**Dataset records**
+ + + + + + +
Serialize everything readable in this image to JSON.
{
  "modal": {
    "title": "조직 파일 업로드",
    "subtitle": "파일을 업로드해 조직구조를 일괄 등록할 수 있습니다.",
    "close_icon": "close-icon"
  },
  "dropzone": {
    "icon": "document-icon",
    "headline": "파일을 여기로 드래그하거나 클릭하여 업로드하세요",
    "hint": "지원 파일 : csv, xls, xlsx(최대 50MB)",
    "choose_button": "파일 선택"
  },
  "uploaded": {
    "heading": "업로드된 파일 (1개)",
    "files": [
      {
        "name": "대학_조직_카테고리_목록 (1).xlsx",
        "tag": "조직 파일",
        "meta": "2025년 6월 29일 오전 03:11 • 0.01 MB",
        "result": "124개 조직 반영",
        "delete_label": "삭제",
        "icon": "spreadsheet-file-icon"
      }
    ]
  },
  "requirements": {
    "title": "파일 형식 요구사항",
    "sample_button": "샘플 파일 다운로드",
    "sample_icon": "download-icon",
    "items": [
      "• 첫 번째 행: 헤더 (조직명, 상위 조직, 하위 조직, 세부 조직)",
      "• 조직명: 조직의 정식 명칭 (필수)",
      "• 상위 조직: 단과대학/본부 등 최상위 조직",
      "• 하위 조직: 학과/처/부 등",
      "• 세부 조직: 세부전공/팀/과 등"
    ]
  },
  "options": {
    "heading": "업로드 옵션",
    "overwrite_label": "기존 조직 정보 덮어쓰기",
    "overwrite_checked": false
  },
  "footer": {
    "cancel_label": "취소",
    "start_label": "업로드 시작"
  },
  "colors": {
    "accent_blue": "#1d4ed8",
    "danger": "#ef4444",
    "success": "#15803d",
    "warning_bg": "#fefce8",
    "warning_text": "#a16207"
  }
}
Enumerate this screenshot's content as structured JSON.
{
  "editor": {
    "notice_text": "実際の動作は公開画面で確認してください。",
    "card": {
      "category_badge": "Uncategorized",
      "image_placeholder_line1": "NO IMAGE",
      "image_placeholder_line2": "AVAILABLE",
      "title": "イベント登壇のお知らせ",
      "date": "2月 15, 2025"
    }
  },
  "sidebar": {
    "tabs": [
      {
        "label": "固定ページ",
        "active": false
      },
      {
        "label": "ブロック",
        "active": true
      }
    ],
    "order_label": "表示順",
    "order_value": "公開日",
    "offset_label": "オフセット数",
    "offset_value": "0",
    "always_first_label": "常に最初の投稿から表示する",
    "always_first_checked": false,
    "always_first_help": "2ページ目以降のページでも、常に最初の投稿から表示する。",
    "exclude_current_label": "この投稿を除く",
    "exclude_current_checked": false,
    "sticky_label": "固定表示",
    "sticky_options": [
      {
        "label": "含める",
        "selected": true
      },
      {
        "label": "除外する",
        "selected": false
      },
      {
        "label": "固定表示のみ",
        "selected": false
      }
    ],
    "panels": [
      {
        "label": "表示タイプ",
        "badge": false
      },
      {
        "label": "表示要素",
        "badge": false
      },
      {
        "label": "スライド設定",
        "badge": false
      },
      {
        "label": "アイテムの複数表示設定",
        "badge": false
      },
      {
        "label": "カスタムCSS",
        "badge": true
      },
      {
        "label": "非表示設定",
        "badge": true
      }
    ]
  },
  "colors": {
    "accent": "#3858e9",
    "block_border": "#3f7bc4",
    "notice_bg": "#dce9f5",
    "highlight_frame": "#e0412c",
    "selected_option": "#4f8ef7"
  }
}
+ + + + + + +
**Exercise objective**
Copy all lines in the listing above where the string "true" appears.

**Solved problem**
        "active": true
        "selected": true
        "badge": true
        "badge": true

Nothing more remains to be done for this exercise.